>> Start Dataset
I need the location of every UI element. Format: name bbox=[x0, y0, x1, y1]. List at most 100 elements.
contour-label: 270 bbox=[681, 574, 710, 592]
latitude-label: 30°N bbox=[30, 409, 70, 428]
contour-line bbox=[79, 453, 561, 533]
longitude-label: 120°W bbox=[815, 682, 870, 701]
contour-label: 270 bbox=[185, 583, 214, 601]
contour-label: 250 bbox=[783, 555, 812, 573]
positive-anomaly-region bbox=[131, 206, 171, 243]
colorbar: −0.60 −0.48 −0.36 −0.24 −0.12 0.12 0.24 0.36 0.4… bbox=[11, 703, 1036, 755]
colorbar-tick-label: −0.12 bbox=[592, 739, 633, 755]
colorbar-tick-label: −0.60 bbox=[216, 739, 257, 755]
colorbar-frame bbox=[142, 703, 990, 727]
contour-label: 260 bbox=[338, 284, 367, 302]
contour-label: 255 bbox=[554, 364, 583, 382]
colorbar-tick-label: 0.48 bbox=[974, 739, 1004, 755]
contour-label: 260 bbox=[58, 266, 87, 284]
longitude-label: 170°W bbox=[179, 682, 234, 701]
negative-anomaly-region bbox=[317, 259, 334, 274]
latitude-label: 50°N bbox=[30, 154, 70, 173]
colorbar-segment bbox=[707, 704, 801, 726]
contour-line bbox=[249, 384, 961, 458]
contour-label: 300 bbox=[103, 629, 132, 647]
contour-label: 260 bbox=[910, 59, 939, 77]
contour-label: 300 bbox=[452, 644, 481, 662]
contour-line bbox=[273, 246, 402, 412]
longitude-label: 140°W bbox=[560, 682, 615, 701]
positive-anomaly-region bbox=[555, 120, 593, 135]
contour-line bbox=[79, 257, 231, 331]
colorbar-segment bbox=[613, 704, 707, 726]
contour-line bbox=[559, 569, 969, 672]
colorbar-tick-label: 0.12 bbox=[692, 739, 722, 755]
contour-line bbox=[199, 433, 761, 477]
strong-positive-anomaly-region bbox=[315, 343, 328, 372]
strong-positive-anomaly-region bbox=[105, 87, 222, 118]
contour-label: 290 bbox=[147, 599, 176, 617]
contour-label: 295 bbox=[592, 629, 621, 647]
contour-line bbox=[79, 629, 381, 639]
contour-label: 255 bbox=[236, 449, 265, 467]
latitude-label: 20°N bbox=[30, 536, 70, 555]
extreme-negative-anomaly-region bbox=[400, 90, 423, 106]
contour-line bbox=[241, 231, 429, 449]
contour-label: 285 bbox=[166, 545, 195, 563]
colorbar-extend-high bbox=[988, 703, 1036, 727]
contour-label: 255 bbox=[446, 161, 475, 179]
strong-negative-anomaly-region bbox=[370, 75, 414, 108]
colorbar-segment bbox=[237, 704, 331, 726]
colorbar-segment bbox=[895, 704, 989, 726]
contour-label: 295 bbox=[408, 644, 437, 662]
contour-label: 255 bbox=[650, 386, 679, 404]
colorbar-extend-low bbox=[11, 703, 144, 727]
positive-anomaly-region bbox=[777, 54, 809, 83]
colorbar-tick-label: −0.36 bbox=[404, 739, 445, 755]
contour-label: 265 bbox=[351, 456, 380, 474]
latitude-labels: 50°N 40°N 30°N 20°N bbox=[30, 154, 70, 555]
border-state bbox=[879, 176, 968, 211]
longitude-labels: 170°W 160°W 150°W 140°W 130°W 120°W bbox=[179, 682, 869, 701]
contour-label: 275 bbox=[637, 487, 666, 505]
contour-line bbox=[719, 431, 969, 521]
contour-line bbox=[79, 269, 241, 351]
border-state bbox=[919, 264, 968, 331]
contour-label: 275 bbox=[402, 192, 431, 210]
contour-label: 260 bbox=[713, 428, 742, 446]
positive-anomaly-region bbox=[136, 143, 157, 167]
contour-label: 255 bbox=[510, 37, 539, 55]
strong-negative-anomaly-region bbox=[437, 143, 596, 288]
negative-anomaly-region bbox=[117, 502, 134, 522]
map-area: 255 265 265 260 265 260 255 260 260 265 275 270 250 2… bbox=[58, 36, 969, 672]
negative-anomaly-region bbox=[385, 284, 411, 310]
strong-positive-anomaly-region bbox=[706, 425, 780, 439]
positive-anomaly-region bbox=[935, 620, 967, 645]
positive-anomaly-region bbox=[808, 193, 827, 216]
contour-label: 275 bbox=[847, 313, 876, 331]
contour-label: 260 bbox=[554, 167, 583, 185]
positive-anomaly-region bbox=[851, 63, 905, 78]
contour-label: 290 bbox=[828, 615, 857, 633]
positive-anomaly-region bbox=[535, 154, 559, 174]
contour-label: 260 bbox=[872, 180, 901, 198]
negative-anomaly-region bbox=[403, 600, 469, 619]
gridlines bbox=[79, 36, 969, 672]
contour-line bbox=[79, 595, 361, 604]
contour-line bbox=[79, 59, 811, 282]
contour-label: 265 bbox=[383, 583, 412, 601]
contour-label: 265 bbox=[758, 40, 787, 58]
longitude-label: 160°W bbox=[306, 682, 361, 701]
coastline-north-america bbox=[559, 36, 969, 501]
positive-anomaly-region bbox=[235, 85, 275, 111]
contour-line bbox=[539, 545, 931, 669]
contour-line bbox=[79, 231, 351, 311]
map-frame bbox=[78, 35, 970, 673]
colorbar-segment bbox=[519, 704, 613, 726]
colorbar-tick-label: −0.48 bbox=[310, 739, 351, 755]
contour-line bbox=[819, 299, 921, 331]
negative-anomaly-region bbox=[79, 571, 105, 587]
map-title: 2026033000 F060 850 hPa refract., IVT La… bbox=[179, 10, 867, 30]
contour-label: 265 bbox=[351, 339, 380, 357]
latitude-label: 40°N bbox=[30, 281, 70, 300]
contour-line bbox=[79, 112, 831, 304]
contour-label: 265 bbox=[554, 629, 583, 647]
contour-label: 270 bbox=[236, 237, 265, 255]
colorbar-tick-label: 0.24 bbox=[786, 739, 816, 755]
>> End Dataset
» Problem description
Please copy the listing character for character, from its first line through the line containing "contour-line bbox=[559, 569, 969, 672]", including both of those lines.

» Expected answer
I need the location of every UI element. Format: name bbox=[x0, y0, x1, y1]. List at most 100 elements.
contour-label: 270 bbox=[681, 574, 710, 592]
latitude-label: 30°N bbox=[30, 409, 70, 428]
contour-line bbox=[79, 453, 561, 533]
longitude-label: 120°W bbox=[815, 682, 870, 701]
contour-label: 270 bbox=[185, 583, 214, 601]
contour-label: 250 bbox=[783, 555, 812, 573]
positive-anomaly-region bbox=[131, 206, 171, 243]
colorbar: −0.60 −0.48 −0.36 −0.24 −0.12 0.12 0.24 0.36 0.4… bbox=[11, 703, 1036, 755]
colorbar-tick-label: −0.12 bbox=[592, 739, 633, 755]
colorbar-tick-label: −0.60 bbox=[216, 739, 257, 755]
colorbar-frame bbox=[142, 703, 990, 727]
contour-label: 260 bbox=[338, 284, 367, 302]
contour-label: 255 bbox=[554, 364, 583, 382]
colorbar-tick-label: 0.48 bbox=[974, 739, 1004, 755]
contour-label: 260 bbox=[58, 266, 87, 284]
longitude-label: 170°W bbox=[179, 682, 234, 701]
negative-anomaly-region bbox=[317, 259, 334, 274]
latitude-label: 50°N bbox=[30, 154, 70, 173]
colorbar-segment bbox=[707, 704, 801, 726]
contour-line bbox=[249, 384, 961, 458]
contour-label: 300 bbox=[103, 629, 132, 647]
contour-label: 260 bbox=[910, 59, 939, 77]
contour-label: 300 bbox=[452, 644, 481, 662]
contour-line bbox=[273, 246, 402, 412]
longitude-label: 140°W bbox=[560, 682, 615, 701]
positive-anomaly-region bbox=[555, 120, 593, 135]
contour-line bbox=[79, 257, 231, 331]
colorbar-segment bbox=[613, 704, 707, 726]
contour-line bbox=[559, 569, 969, 672]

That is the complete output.